→ OBJECTIVE A:
In the listing below, rewrite the lines from the one with "y-tick-label: 7000 <box>96 225 138 246</box>" to the one with "y-tick-label: 9000 <box>96 77 138 98</box>" as a numbered list, including both of those lines and omitting blank lines.

◆ ◆ ◆

- Genre: Animation Comedy Family Musical
- Written by: Peter Sauder
- Directed by: Arna Selznick
- Starring: Russi Taylor Chris Wiggins
- Theme music composer: Patricia Cullen Songs composed by: Bob Chimbel Merry Loomis
- Country of origin: Canada
- Original language: English

Production
- Producers: Michael Hirsh Patrick Loubert Clive A. Smith
- Editors: Rob Kirkpatrick Alison Clark Don Lauder Keith Traver
- Running time: 23 minutes
- Production companies: MAD Productions Nelvana Limited Those Characters from Cleveland (uncredited)

Original release
- Network: Syndication
- Release: March 24, 1984

= Strawberry Shortcake and the Baby Without a Name =

1984 animated TV special

Strawberry Shortcake and the Baby Without a Name is a 1984 American animated television special that first premiered on March 24 in New York City and on March 30 in Los Angeles. This is the second Strawberry Shortcake television special produced by Nelvana Limited and the fifth to feature the American Greetings character.

◆ ◆ ◆

→ OBJECTIVE B:
Continue the passage on the Strawberry Shortcake television special from where it stops.

◆ ◆ ◆

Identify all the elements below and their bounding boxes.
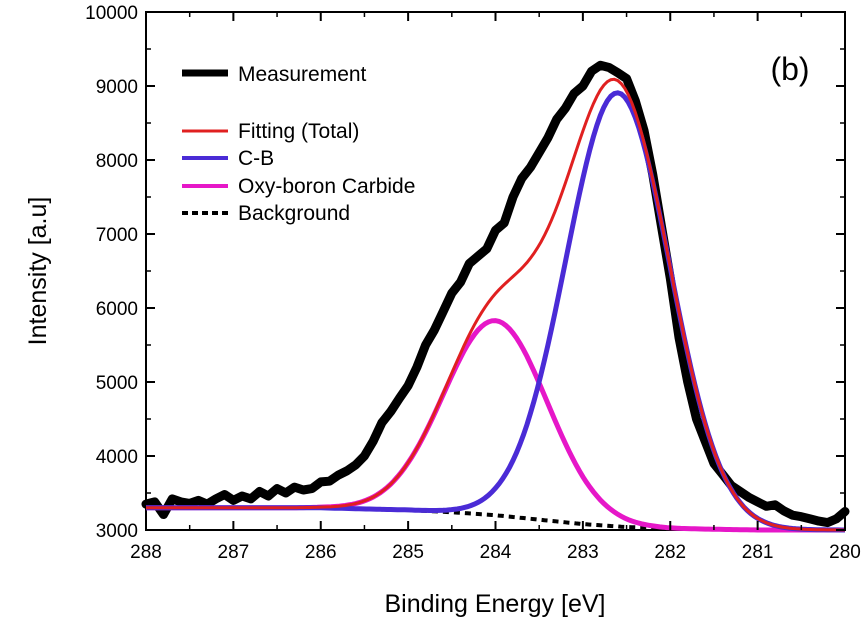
y-tick-label: 7000 <box>96 225 138 246</box>
plot-frame <box>145 11 846 531</box>
panel-label: (b) <box>770 51 809 87</box>
y-tick-label: 8000 <box>96 151 138 172</box>
y-tick-label: 9000 <box>96 77 138 98</box>
x-tick-label: 286 <box>305 542 337 563</box>
legend-label-measurement: Measurement <box>238 63 367 86</box>
x-tick-label: 288 <box>130 542 162 563</box>
legend-label-fitting-total: Fitting (Total) <box>238 120 359 143</box>
x-axis-ticks: 288 287 286 285 284 283 282 281 280 <box>130 12 861 563</box>
y-axis-title: Intensity [a.u] <box>24 197 52 346</box>
x-tick-label: 284 <box>480 542 512 563</box>
x-tick-label: 283 <box>567 542 599 563</box>
y-tick-label: 10000 <box>85 3 138 24</box>
legend-label-c-b: C-B <box>238 147 274 170</box>
x-tick-label: 287 <box>218 542 250 563</box>
curves-group <box>141 60 850 533</box>
x-axis-title: Binding Energy [eV] <box>385 590 606 618</box>
x-tick-label: 280 <box>829 542 861 563</box>
legend: Measurement Fitting (Total) C-B Oxy-boro… <box>182 63 415 225</box>
y-axis-ticks: 3000 4000 5000 6000 7000 8000 9000 10000 <box>85 3 845 542</box>
x-tick-label: 281 <box>742 542 774 563</box>
series-fitting-total-line <box>146 77 845 532</box>
legend-label-oxy-boron-carbide: Oxy-boron Carbide <box>238 175 415 198</box>
x-tick-label: 282 <box>654 542 686 563</box>
y-tick-label: 5000 <box>96 373 138 394</box>
y-tick-label: 3000 <box>96 521 138 542</box>
x-tick-label: 285 <box>392 542 424 563</box>
y-tick-label: 6000 <box>96 299 138 320</box>
y-tick-label: 4000 <box>96 447 138 468</box>
legend-label-background: Background <box>238 202 350 225</box>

◆ ◆ ◆

→ FINAL RESULT A:
1. y-tick-label: 7000 <box>96 225 138 246</box>
2. plot-frame <box>145 11 846 531</box>
3. panel-label: (b) <box>770 51 809 87</box>
4. y-tick-label: 8000 <box>96 151 138 172</box>
5. y-tick-label: 9000 <box>96 77 138 98</box>

→ FINAL RESULT B:
==Synopsis==
Strawberry Shortcake and the Baby Without a Name chronicles Strawberry Shortcake's annual summer camping trip, where she and her friends encounter a monster that the Pieman and Sour Grapes attempt to capture to get rich.

==Cast==

| Name | Character | Source |
| Russi Taylor | Strawberry Shortcake |  |
| Robert Ridgely | Purple Pieman |
| Jeri Craden | Sour Grapes / Fig-Boot |
| Melleny Brown | Lemon Meringue / Lime Chiffron |
| Cree Summer | Orange Blossom |
| Monica Parker | The Baby |
| Susan Roman | Peach Blush / Blueberry Muffin |
| Laurie Waller | Plum Puddin' |
| Chris Wiggins | Mr. Sun / Narrator |

==Production==
As with Housewarming Surprise, Bernard Loomis and Carole MacGillvray served as executive producers on Baby Without a Name.

==Release==
The special aired on March 24, 1984, on WCBS-TV in New York City, and on March 30 on KTLA in Los Angeles.

==Home media==
A VHS cassette of this special was released in 1984 by Family Home Entertainment.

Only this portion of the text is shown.